JOB - Reproduce every entry that follows word for word, but omit the images.
____________________
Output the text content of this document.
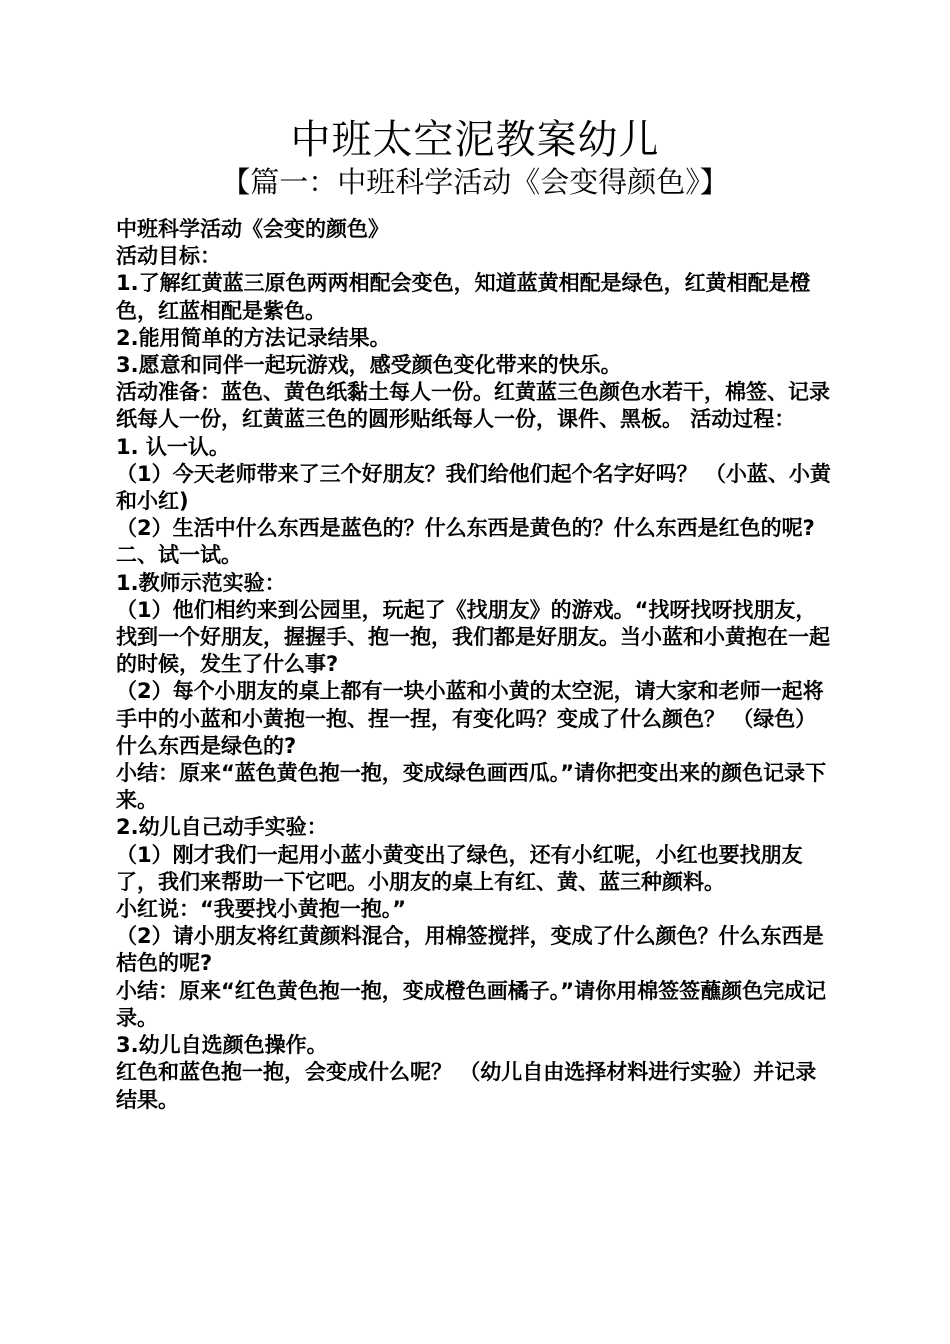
中班太空泥教案幼儿
【篇一：中班科学活动《会变得颜色》】

中班科学活动《会变的颜色》

活动目标：

1.了解红黄蓝三原色两两相配会变色，知道蓝黄相配是绿色，红黄相配是橙色，红蓝相配是紫色。

2.能用简单的方法记录结果。

3.愿意和同伴一起玩游戏，感受颜色变化带来的快乐。

活动准备：蓝色、黄色纸黏土每人一份。红黄蓝三色颜色水若干，棉签、记录纸每人一份，红黄蓝三色的圆形贴纸每人一份，课件、黑板。 活动过程：

1. 认一认。

（1）今天老师带来了三个好朋友？我们给他们起个名字好吗？ （小蓝、小黄和小红)

（2）生活中什么东西是蓝色的？什么东西是黄色的？什么东西是红色的呢?

二、试一试。

1.教师示范实验：

（1）他们相约来到公园里，玩起了《找朋友》的游戏。“找呀找呀找朋友，找到一个好朋友，握握手、抱一抱，我们都是好朋友。当小蓝和小黄抱在一起的时候，发生了什么事?

（2）每个小朋友的桌上都有一块小蓝和小黄的太空泥，请大家和老师一起将手中的小蓝和小黄抱一抱、捏一捏，有变化吗？变成了什么颜色？ （绿色）什么东西是绿色的?

小结：原来“蓝色黄色抱一抱，变成绿色画西瓜。”请你把变出来的颜色记录下来。

2.幼儿自己动手实验：

（1）刚才我们一起用小蓝小黄变出了绿色，还有小红呢，小红也要找朋友了，我们来帮助一下它吧。小朋友的桌上有红、黄、蓝三种颜料。

小红说：“我要找小黄抱一抱。”

（2）请小朋友将红黄颜料混合，用棉签搅拌，变成了什么颜色？什么东西是桔色的呢?

小结：原来“红色黄色抱一抱，变成橙色画橘子。”请你用棉签签蘸颜色完成记录。

3.幼儿自选颜色操作。

红色和蓝色抱一抱，会变成什么呢？ （幼儿自由选择材料进行实验）并记录结果。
____________________
ANSWER TO THE PROBLEM -
Output the text content of this document.
中班太空泥教案幼儿
【篇一：中班科学活动《会变得颜色》】

中班科学活动《会变的颜色》

活动目标：

1.了解红黄蓝三原色两两相配会变色，知道蓝黄相配是绿色，红黄相配是橙色，红蓝相配是紫色。

2.能用简单的方法记录结果。

3.愿意和同伴一起玩游戏，感受颜色变化带来的快乐。

活动准备：蓝色、黄色纸黏土每人一份。红黄蓝三色颜色水若干，棉签、记录纸每人一份，红黄蓝三色的圆形贴纸每人一份，课件、黑板。 活动过程：

1. 认一认。

（1）今天老师带来了三个好朋友？我们给他们起个名字好吗？ （小蓝、小黄和小红)

（2）生活中什么东西是蓝色的？什么东西是黄色的？什么东西是红色的呢?

二、试一试。

1.教师示范实验：

（1）他们相约来到公园里，玩起了《找朋友》的游戏。“找呀找呀找朋友，找到一个好朋友，握握手、抱一抱，我们都是好朋友。当小蓝和小黄抱在一起的时候，发生了什么事?

（2）每个小朋友的桌上都有一块小蓝和小黄的太空泥，请大家和老师一起将手中的小蓝和小黄抱一抱、捏一捏，有变化吗？变成了什么颜色？ （绿色）什么东西是绿色的?

小结：原来“蓝色黄色抱一抱，变成绿色画西瓜。”请你把变出来的颜色记录下来。

2.幼儿自己动手实验：

（1）刚才我们一起用小蓝小黄变出了绿色，还有小红呢，小红也要找朋友了，我们来帮助一下它吧。小朋友的桌上有红、黄、蓝三种颜料。

小红说：“我要找小黄抱一抱。”

（2）请小朋友将红黄颜料混合，用棉签搅拌，变成了什么颜色？什么东西是桔色的呢?

小结：原来“红色黄色抱一抱，变成橙色画橘子。”请你用棉签签蘸颜色完成记录。

3.幼儿自选颜色操作。

红色和蓝色抱一抱，会变成什么呢？ （幼儿自由选择材料进行实验）并记录结果。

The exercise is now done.